(Saved entries)
-*-*-

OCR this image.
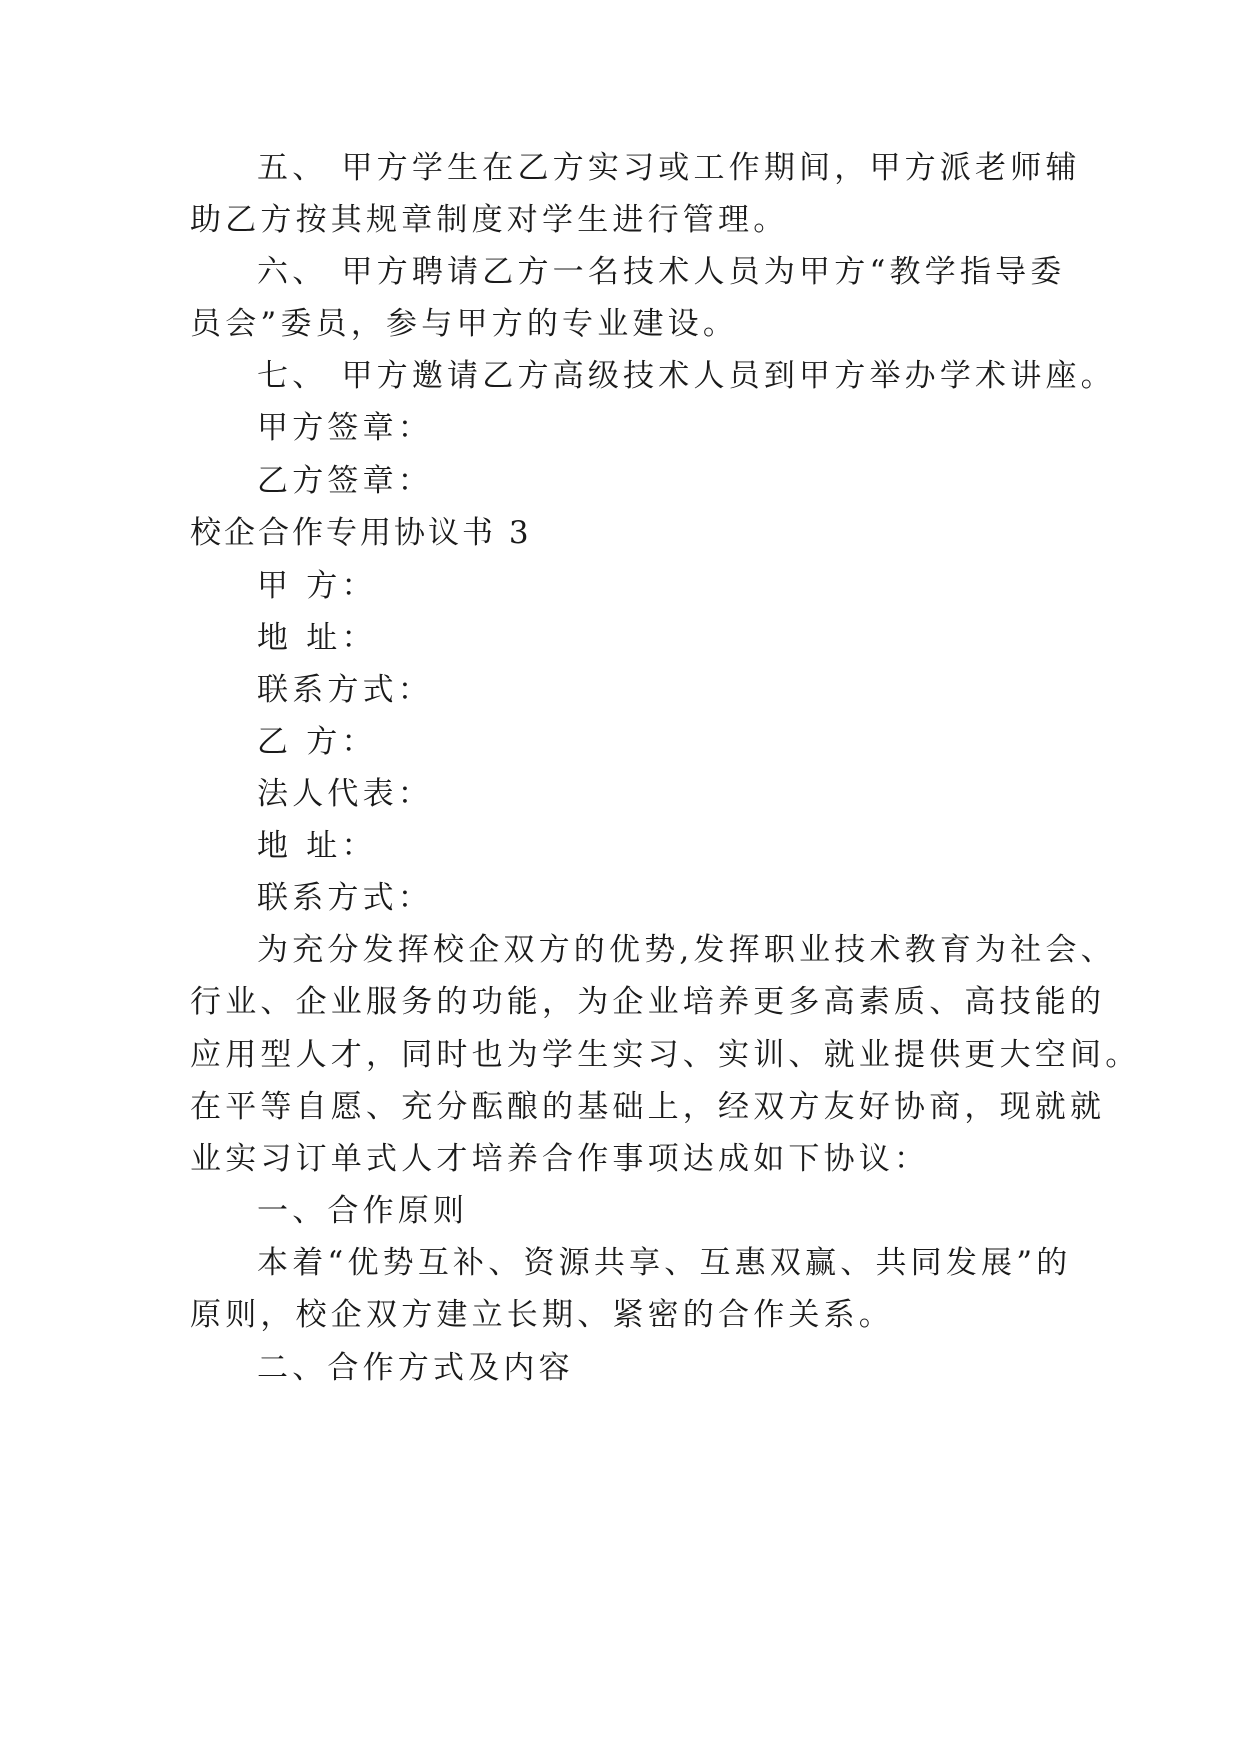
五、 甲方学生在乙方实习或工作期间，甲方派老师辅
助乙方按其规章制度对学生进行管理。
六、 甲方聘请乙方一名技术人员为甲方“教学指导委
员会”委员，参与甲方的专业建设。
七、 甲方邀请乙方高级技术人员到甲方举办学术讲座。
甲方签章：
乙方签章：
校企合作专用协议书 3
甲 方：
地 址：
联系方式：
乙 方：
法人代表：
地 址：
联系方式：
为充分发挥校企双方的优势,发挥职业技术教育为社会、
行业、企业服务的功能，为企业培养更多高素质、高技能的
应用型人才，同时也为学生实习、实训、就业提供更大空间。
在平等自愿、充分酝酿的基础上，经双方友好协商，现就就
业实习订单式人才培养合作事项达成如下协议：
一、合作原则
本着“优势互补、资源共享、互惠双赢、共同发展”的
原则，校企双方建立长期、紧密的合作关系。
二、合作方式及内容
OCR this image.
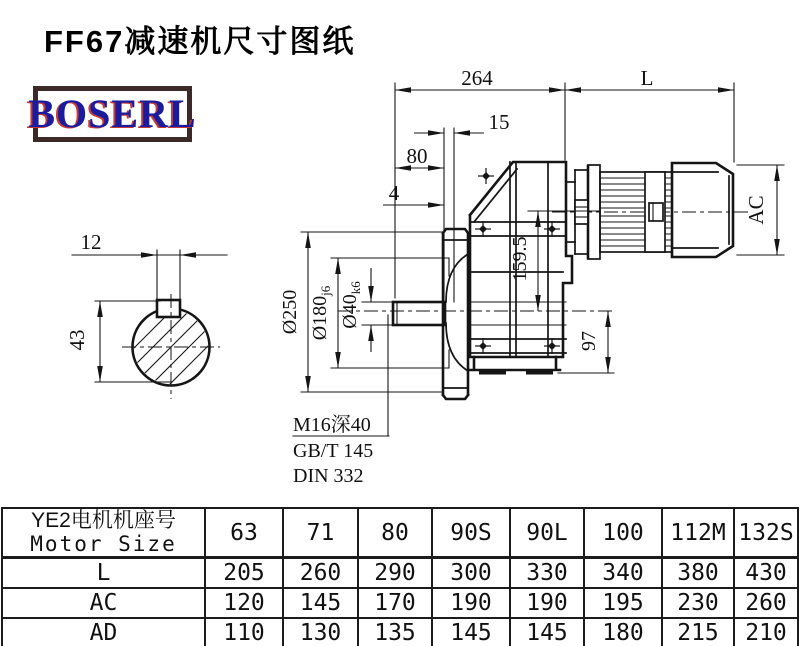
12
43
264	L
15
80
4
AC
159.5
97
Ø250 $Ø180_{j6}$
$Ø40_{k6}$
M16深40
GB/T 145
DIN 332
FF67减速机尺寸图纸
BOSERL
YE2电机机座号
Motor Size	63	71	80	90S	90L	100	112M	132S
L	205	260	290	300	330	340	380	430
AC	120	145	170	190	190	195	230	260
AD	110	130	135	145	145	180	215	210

-*-*-

### THE REQUEST
Please write out all of the material above without changing a word, and omit any pictures.

### RESPONSE TO THIS EXERCISE
OCR this image.
五、 甲方学生在乙方实习或工作期间，甲方派老师辅
助乙方按其规章制度对学生进行管理。
六、 甲方聘请乙方一名技术人员为甲方“教学指导委
员会”委员，参与甲方的专业建设。
七、 甲方邀请乙方高级技术人员到甲方举办学术讲座。
甲方签章：
乙方签章：
校企合作专用协议书 3
甲 方：
地 址：
联系方式：
乙 方：
法人代表：
地 址：
联系方式：
为充分发挥校企双方的优势,发挥职业技术教育为社会、
行业、企业服务的功能，为企业培养更多高素质、高技能的
应用型人才，同时也为学生实习、实训、就业提供更大空间。
在平等自愿、充分酝酿的基础上，经双方友好协商，现就就
业实习订单式人才培养合作事项达成如下协议：
一、合作原则
本着“优势互补、资源共享、互惠双赢、共同发展”的
原则，校企双方建立长期、紧密的合作关系。
二、合作方式及内容
OCR this image.
12
43
264	L
15
80
4
AC
159.5
97
Ø250 $Ø180_{j6}$
$Ø40_{k6}$
M16深40
GB/T 145
DIN 332
FF67减速机尺寸图纸
BOSERL
YE2电机机座号
Motor Size	63	71	80	90S	90L	100	112M	132S
L	205	260	290	300	330	340	380	430
AC	120	145	170	190	190	195	230	260
AD	110	130	135	145	145	180	215	210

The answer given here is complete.